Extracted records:
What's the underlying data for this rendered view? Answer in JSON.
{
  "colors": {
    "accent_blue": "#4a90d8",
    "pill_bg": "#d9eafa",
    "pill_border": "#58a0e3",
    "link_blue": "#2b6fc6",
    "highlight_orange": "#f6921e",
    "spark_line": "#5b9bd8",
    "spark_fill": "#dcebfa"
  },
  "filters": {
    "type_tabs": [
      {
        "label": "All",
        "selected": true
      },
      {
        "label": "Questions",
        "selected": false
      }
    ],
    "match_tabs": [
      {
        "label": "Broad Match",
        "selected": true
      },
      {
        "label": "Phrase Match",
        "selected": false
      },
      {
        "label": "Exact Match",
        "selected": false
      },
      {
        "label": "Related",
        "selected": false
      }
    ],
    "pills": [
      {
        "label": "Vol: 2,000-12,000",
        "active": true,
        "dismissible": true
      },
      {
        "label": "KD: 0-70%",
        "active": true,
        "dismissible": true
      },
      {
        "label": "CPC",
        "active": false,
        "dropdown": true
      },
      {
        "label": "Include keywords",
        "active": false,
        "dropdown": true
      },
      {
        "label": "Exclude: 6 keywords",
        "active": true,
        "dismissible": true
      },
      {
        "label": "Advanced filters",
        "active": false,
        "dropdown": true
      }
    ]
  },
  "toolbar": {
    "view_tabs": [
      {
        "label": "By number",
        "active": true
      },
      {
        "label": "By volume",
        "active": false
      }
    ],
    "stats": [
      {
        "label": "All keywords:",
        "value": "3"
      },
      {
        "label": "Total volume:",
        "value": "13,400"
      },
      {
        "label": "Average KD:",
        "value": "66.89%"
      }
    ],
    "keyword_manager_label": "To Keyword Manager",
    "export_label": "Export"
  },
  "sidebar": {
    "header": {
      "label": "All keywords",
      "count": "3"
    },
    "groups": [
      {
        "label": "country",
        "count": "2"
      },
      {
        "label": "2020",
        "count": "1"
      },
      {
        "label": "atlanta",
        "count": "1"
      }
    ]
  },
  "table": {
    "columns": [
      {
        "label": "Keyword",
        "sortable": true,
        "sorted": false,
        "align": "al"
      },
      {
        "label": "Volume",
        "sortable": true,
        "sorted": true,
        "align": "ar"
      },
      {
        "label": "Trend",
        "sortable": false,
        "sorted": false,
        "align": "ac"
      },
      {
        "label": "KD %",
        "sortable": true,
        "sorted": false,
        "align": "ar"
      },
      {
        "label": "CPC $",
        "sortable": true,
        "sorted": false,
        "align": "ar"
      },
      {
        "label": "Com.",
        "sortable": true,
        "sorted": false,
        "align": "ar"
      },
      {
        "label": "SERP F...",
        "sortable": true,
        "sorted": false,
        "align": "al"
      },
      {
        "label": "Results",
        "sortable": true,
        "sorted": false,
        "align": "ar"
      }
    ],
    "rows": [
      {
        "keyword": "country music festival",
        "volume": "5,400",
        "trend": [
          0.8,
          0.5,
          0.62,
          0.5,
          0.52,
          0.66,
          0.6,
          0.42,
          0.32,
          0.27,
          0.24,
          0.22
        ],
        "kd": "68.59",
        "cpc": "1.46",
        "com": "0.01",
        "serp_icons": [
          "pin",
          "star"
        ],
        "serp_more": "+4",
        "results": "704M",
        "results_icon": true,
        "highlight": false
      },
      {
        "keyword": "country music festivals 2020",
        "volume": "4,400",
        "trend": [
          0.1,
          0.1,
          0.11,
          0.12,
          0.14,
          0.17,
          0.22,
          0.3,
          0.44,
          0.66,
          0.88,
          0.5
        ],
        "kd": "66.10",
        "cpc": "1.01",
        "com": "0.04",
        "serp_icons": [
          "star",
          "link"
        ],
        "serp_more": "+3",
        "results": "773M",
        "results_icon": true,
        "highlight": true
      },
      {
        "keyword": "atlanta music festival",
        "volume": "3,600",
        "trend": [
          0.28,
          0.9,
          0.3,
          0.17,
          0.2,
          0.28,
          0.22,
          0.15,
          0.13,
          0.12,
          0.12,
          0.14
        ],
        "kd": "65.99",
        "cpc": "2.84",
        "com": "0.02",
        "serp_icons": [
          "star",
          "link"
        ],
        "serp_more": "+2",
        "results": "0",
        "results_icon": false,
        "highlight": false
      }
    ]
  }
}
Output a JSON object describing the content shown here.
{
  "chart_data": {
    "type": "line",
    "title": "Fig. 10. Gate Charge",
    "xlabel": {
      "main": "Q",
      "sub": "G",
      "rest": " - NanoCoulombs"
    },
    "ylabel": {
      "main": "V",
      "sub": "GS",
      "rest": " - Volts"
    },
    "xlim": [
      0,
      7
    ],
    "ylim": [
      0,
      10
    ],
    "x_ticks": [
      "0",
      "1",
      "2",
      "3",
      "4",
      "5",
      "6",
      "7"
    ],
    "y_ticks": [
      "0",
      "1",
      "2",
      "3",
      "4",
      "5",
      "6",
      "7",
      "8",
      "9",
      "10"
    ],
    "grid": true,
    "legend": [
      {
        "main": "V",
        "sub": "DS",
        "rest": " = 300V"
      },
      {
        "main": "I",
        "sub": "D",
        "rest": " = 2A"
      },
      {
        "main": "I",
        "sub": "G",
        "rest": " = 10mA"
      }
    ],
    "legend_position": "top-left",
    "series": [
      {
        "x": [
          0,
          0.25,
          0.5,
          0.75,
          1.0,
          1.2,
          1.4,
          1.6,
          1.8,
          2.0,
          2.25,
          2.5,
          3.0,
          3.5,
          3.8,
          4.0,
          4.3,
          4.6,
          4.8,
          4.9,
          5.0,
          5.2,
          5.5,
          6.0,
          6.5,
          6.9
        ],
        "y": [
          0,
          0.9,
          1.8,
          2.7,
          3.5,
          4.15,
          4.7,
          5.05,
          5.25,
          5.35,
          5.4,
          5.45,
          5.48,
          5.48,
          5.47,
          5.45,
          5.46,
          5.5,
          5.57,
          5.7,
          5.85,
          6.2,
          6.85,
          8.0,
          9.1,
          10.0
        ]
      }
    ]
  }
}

- Work instructions
Print every line of the records exactly. Omit nothing.

- Output of the exercise
What's the underlying data for this rendered view? Answer in JSON.
{
  "colors": {
    "accent_blue": "#4a90d8",
    "pill_bg": "#d9eafa",
    "pill_border": "#58a0e3",
    "link_blue": "#2b6fc6",
    "highlight_orange": "#f6921e",
    "spark_line": "#5b9bd8",
    "spark_fill": "#dcebfa"
  },
  "filters": {
    "type_tabs": [
      {
        "label": "All",
        "selected": true
      },
      {
        "label": "Questions",
        "selected": false
      }
    ],
    "match_tabs": [
      {
        "label": "Broad Match",
        "selected": true
      },
      {
        "label": "Phrase Match",
        "selected": false
      },
      {
        "label": "Exact Match",
        "selected": false
      },
      {
        "label": "Related",
        "selected": false
      }
    ],
    "pills": [
      {
        "label": "Vol: 2,000-12,000",
        "active": true,
        "dismissible": true
      },
      {
        "label": "KD: 0-70%",
        "active": true,
        "dismissible": true
      },
      {
        "label": "CPC",
        "active": false,
        "dropdown": true
      },
      {
        "label": "Include keywords",
        "active": false,
        "dropdown": true
      },
      {
        "label": "Exclude: 6 keywords",
        "active": true,
        "dismissible": true
      },
      {
        "label": "Advanced filters",
        "active": false,
        "dropdown": true
      }
    ]
  },
  "toolbar": {
    "view_tabs": [
      {
        "label": "By number",
        "active": true
      },
      {
        "label": "By volume",
        "active": false
      }
    ],
    "stats": [
      {
        "label": "All keywords:",
        "value": "3"
      },
      {
        "label": "Total volume:",
        "value": "13,400"
      },
      {
        "label": "Average KD:",
        "value": "66.89%"
      }
    ],
    "keyword_manager_label": "To Keyword Manager",
    "export_label": "Export"
  },
  "sidebar": {
    "header": {
      "label": "All keywords",
      "count": "3"
    },
    "groups": [
      {
        "label": "country",
        "count": "2"
      },
      {
        "label": "2020",
        "count": "1"
      },
      {
        "label": "atlanta",
        "count": "1"
      }
    ]
  },
  "table": {
    "columns": [
      {
        "label": "Keyword",
        "sortable": true,
        "sorted": false,
        "align": "al"
      },
      {
        "label": "Volume",
        "sortable": true,
        "sorted": true,
        "align": "ar"
      },
      {
        "label": "Trend",
        "sortable": false,
        "sorted": false,
        "align": "ac"
      },
      {
        "label": "KD %",
        "sortable": true,
        "sorted": false,
        "align": "ar"
      },
      {
        "label": "CPC $",
        "sortable": true,
        "sorted": false,
        "align": "ar"
      },
      {
        "label": "Com.",
        "sortable": true,
        "sorted": false,
        "align": "ar"
      },
      {
        "label": "SERP F...",
        "sortable": true,
        "sorted": false,
        "align": "al"
      },
      {
        "label": "Results",
        "sortable": true,
        "sorted": false,
        "align": "ar"
      }
    ],
    "rows": [
      {
        "keyword": "country music festival",
        "volume": "5,400",
        "trend": [
          0.8,
          0.5,
          0.62,
          0.5,
          0.52,
          0.66,
          0.6,
          0.42,
          0.32,
          0.27,
          0.24,
          0.22
        ],
        "kd": "68.59",
        "cpc": "1.46",
        "com": "0.01",
        "serp_icons": [
          "pin",
          "star"
        ],
        "serp_more": "+4",
        "results": "704M",
        "results_icon": true,
        "highlight": false
      },
      {
        "keyword": "country music festivals 2020",
        "volume": "4,400",
        "trend": [
          0.1,
          0.1,
          0.11,
          0.12,
          0.14,
          0.17,
          0.22,
          0.3,
          0.44,
          0.66,
          0.88,
          0.5
        ],
        "kd": "66.10",
        "cpc": "1.01",
        "com": "0.04",
        "serp_icons": [
          "star",
          "link"
        ],
        "serp_more": "+3",
        "results": "773M",
        "results_icon": true,
        "highlight": true
      },
      {
        "keyword": "atlanta music festival",
        "volume": "3,600",
        "trend": [
          0.28,
          0.9,
          0.3,
          0.17,
          0.2,
          0.28,
          0.22,
          0.15,
          0.13,
          0.12,
          0.12,
          0.14
        ],
        "kd": "65.99",
        "cpc": "2.84",
        "com": "0.02",
        "serp_icons": [
          "star",
          "link"
        ],
        "serp_more": "+2",
        "results": "0",
        "results_icon": false,
        "highlight": false
      }
    ]
  }
}
Output a JSON object describing the content shown here.
{
  "chart_data": {
    "type": "line",
    "title": "Fig. 10. Gate Charge",
    "xlabel": {
      "main": "Q",
      "sub": "G",
      "rest": " - NanoCoulombs"
    },
    "ylabel": {
      "main": "V",
      "sub": "GS",
      "rest": " - Volts"
    },
    "xlim": [
      0,
      7
    ],
    "ylim": [
      0,
      10
    ],
    "x_ticks": [
      "0",
      "1",
      "2",
      "3",
      "4",
      "5",
      "6",
      "7"
    ],
    "y_ticks": [
      "0",
      "1",
      "2",
      "3",
      "4",
      "5",
      "6",
      "7",
      "8",
      "9",
      "10"
    ],
    "grid": true,
    "legend": [
      {
        "main": "V",
        "sub": "DS",
        "rest": " = 300V"
      },
      {
        "main": "I",
        "sub": "D",
        "rest": " = 2A"
      },
      {
        "main": "I",
        "sub": "G",
        "rest": " = 10mA"
      }
    ],
    "legend_position": "top-left",
    "series": [
      {
        "x": [
          0,
          0.25,
          0.5,
          0.75,
          1.0,
          1.2,
          1.4,
          1.6,
          1.8,
          2.0,
          2.25,
          2.5,
          3.0,
          3.5,
          3.8,
          4.0,
          4.3,
          4.6,
          4.8,
          4.9,
          5.0,
          5.2,
          5.5,
          6.0,
          6.5,
          6.9
        ],
        "y": [
          0,
          0.9,
          1.8,
          2.7,
          3.5,
          4.15,
          4.7,
          5.05,
          5.25,
          5.35,
          5.4,
          5.45,
          5.48,
          5.48,
          5.47,
          5.45,
          5.46,
          5.5,
          5.57,
          5.7,
          5.85,
          6.2,
          6.85,
          8.0,
          9.1,
          10.0
        ]
      }
    ]
  }
}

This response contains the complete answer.